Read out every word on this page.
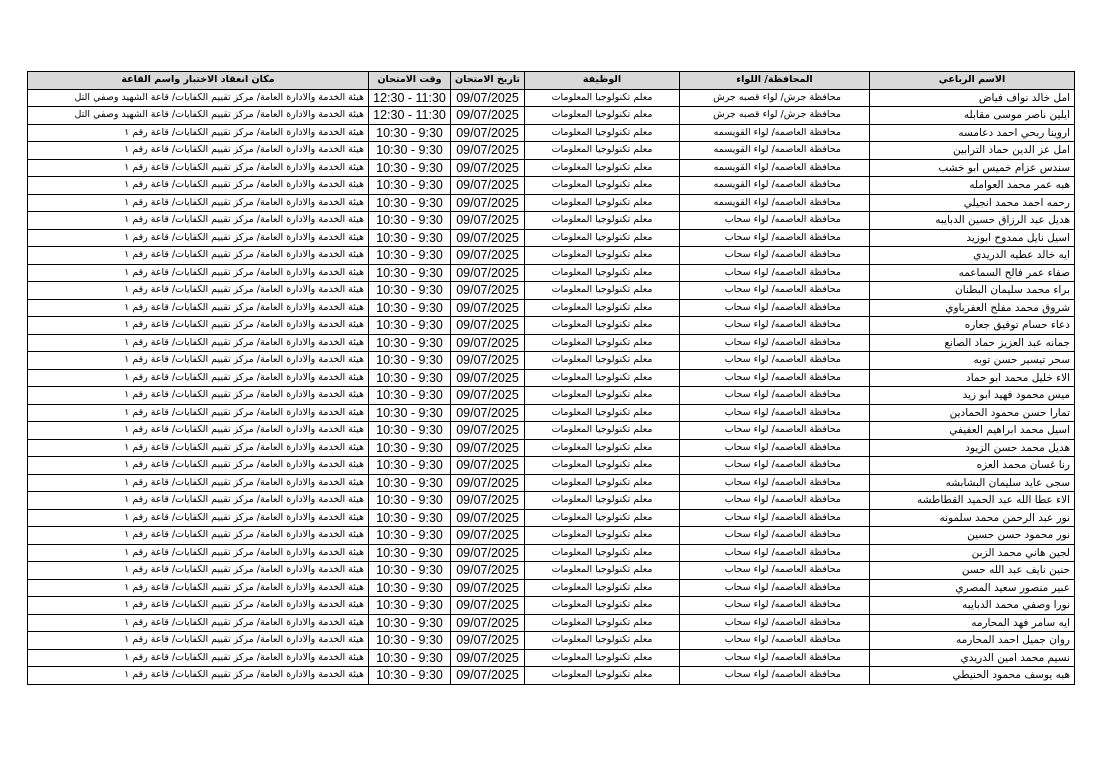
الاسم الرباعي	المحافظة/ اللواء	الوظيفة	تاريخ الامتحان	وقت الامتحان	مكان انعقاد الاختبار واسم القاعة
امل خالد نواف فياض	محافظة جرش/ لواء قصبه جرش	معلم تكنولوجيا المعلومات	09/07/2025	12:30 - 11:30	هيئة الخدمة والادارة العامة/ مركز تقييم الكفايات/ قاعة الشهيد وصفي التل
ايلين ناصر موسى مقابله	محافظة جرش/ لواء قصبه جرش	معلم تكنولوجيا المعلومات	09/07/2025	12:30 - 11:30	هيئة الخدمة والادارة العامة/ مركز تقييم الكفايات/ قاعة الشهيد وصفي التل
اروينا ربحي احمد دعامسه	محافظة العاصمه/ لواء القويسمه	معلم تكنولوجيا المعلومات	09/07/2025	10:30 - 9:30	هيئة الخدمة والادارة العامة/ مركز تقييم الكفايات/ قاعة رقم ١
امل عز الدين حماد الترابين	محافظة العاصمه/ لواء القويسمه	معلم تكنولوجيا المعلومات	09/07/2025	10:30 - 9:30	هيئة الخدمة والادارة العامة/ مركز تقييم الكفايات/ قاعة رقم ١
سندس عزام خميس ابو خشب	محافظة العاصمه/ لواء القويسمه	معلم تكنولوجيا المعلومات	09/07/2025	10:30 - 9:30	هيئة الخدمة والادارة العامة/ مركز تقييم الكفايات/ قاعة رقم ١
هبه عمر محمد العوامله	محافظة العاصمه/ لواء القويسمه	معلم تكنولوجيا المعلومات	09/07/2025	10:30 - 9:30	هيئة الخدمة والادارة العامة/ مركز تقييم الكفايات/ قاعة رقم ١
رحمه احمد محمد انجيلي	محافظة العاصمه/ لواء القويسمه	معلم تكنولوجيا المعلومات	09/07/2025	10:30 - 9:30	هيئة الخدمة والادارة العامة/ مركز تقييم الكفايات/ قاعة رقم ١
هديل عبد الرزاق حسين الدبايبه	محافظة العاصمه/ لواء سحاب	معلم تكنولوجيا المعلومات	09/07/2025	10:30 - 9:30	هيئة الخدمة والادارة العامة/ مركز تقييم الكفايات/ قاعة رقم ١
اسيل نايل ممدوح ابوزيد	محافظة العاصمه/ لواء سحاب	معلم تكنولوجيا المعلومات	09/07/2025	10:30 - 9:30	هيئة الخدمة والادارة العامة/ مركز تقييم الكفايات/ قاعة رقم ١
ايه خالد عطيه الدريدي	محافظة العاصمه/ لواء سحاب	معلم تكنولوجيا المعلومات	09/07/2025	10:30 - 9:30	هيئة الخدمة والادارة العامة/ مركز تقييم الكفايات/ قاعة رقم ١
صفاء عمر فالح السماعمه	محافظة العاصمه/ لواء سحاب	معلم تكنولوجيا المعلومات	09/07/2025	10:30 - 9:30	هيئة الخدمة والادارة العامة/ مركز تقييم الكفايات/ قاعة رقم ١
براء محمد سليمان البطنان	محافظة العاصمه/ لواء سحاب	معلم تكنولوجيا المعلومات	09/07/2025	10:30 - 9:30	هيئة الخدمة والادارة العامة/ مركز تقييم الكفايات/ قاعة رقم ١
شروق محمد مفلح العفرباوي	محافظة العاصمه/ لواء سحاب	معلم تكنولوجيا المعلومات	09/07/2025	10:30 - 9:30	هيئة الخدمة والادارة العامة/ مركز تقييم الكفايات/ قاعة رقم ١
دعاء حسام توفيق جعاره	محافظة العاصمه/ لواء سحاب	معلم تكنولوجيا المعلومات	09/07/2025	10:30 - 9:30	هيئة الخدمة والادارة العامة/ مركز تقييم الكفايات/ قاعة رقم ١
جمانه عبد العزيز حماد الصانع	محافظة العاصمه/ لواء سحاب	معلم تكنولوجيا المعلومات	09/07/2025	10:30 - 9:30	هيئة الخدمة والادارة العامة/ مركز تقييم الكفايات/ قاعة رقم ١
سحر تيسير حسن توبه	محافظة العاصمه/ لواء سحاب	معلم تكنولوجيا المعلومات	09/07/2025	10:30 - 9:30	هيئة الخدمة والادارة العامة/ مركز تقييم الكفايات/ قاعة رقم ١
الاء خليل محمد ابو حماد	محافظة العاصمه/ لواء سحاب	معلم تكنولوجيا المعلومات	09/07/2025	10:30 - 9:30	هيئة الخدمة والادارة العامة/ مركز تقييم الكفايات/ قاعة رقم ١
ميس محمود فهيد ابو زيد	محافظة العاصمه/ لواء سحاب	معلم تكنولوجيا المعلومات	09/07/2025	10:30 - 9:30	هيئة الخدمة والادارة العامة/ مركز تقييم الكفايات/ قاعة رقم ١
تمارا حسن محمود الحمادين	محافظة العاصمه/ لواء سحاب	معلم تكنولوجيا المعلومات	09/07/2025	10:30 - 9:30	هيئة الخدمة والادارة العامة/ مركز تقييم الكفايات/ قاعة رقم ١
اسيل محمد ابراهيم العفيفي	محافظة العاصمه/ لواء سحاب	معلم تكنولوجيا المعلومات	09/07/2025	10:30 - 9:30	هيئة الخدمة والادارة العامة/ مركز تقييم الكفايات/ قاعة رقم ١
هديل محمد حسن الزيود	محافظة العاصمه/ لواء سحاب	معلم تكنولوجيا المعلومات	09/07/2025	10:30 - 9:30	هيئة الخدمة والادارة العامة/ مركز تقييم الكفايات/ قاعة رقم ١
رنا غسان محمد العزه	محافظة العاصمه/ لواء سحاب	معلم تكنولوجيا المعلومات	09/07/2025	10:30 - 9:30	هيئة الخدمة والادارة العامة/ مركز تقييم الكفايات/ قاعة رقم ١
سجى عايد سليمان البشابشه	محافظة العاصمه/ لواء سحاب	معلم تكنولوجيا المعلومات	09/07/2025	10:30 - 9:30	هيئة الخدمة والادارة العامة/ مركز تقييم الكفايات/ قاعة رقم ١
الاء عطا الله عبد الحميد القطاطشه	محافظة العاصمه/ لواء سحاب	معلم تكنولوجيا المعلومات	09/07/2025	10:30 - 9:30	هيئة الخدمة والادارة العامة/ مركز تقييم الكفايات/ قاعة رقم ١
نور عبد الرحمن محمد سلمونه	محافظة العاصمه/ لواء سحاب	معلم تكنولوجيا المعلومات	09/07/2025	10:30 - 9:30	هيئة الخدمة والادارة العامة/ مركز تقييم الكفايات/ قاعة رقم ١
نور محمود حسن حسين	محافظة العاصمه/ لواء سحاب	معلم تكنولوجيا المعلومات	09/07/2025	10:30 - 9:30	هيئة الخدمة والادارة العامة/ مركز تقييم الكفايات/ قاعة رقم ١
لجين هاني محمد الزبن	محافظة العاصمه/ لواء سحاب	معلم تكنولوجيا المعلومات	09/07/2025	10:30 - 9:30	هيئة الخدمة والادارة العامة/ مركز تقييم الكفايات/ قاعة رقم ١
حنين نايف عبد الله حسن	محافظة العاصمه/ لواء سحاب	معلم تكنولوجيا المعلومات	09/07/2025	10:30 - 9:30	هيئة الخدمة والادارة العامة/ مركز تقييم الكفايات/ قاعة رقم ١
عبير منصور سعيد المصري	محافظة العاصمه/ لواء سحاب	معلم تكنولوجيا المعلومات	09/07/2025	10:30 - 9:30	هيئة الخدمة والادارة العامة/ مركز تقييم الكفايات/ قاعة رقم ١
نورا وصفي محمد الدبايبه	محافظة العاصمه/ لواء سحاب	معلم تكنولوجيا المعلومات	09/07/2025	10:30 - 9:30	هيئة الخدمة والادارة العامة/ مركز تقييم الكفايات/ قاعة رقم ١
ايه سامر فهد المحارمه	محافظة العاصمه/ لواء سحاب	معلم تكنولوجيا المعلومات	09/07/2025	10:30 - 9:30	هيئة الخدمة والادارة العامة/ مركز تقييم الكفايات/ قاعة رقم ١
روان جميل احمد المحارمه	محافظة العاصمه/ لواء سحاب	معلم تكنولوجيا المعلومات	09/07/2025	10:30 - 9:30	هيئة الخدمة والادارة العامة/ مركز تقييم الكفايات/ قاعة رقم ١
نسيم محمد امين الدريدي	محافظة العاصمه/ لواء سحاب	معلم تكنولوجيا المعلومات	09/07/2025	10:30 - 9:30	هيئة الخدمة والادارة العامة/ مركز تقييم الكفايات/ قاعة رقم ١
هبه يوسف محمود الحنيطي	محافظة العاصمه/ لواء سحاب	معلم تكنولوجيا المعلومات	09/07/2025	10:30 - 9:30	هيئة الخدمة والادارة العامة/ مركز تقييم الكفايات/ قاعة رقم ١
----------
### Short task
Report how many lines in the records hold the word "قصبه", giving the number and nothing else.

### Exercise solution
2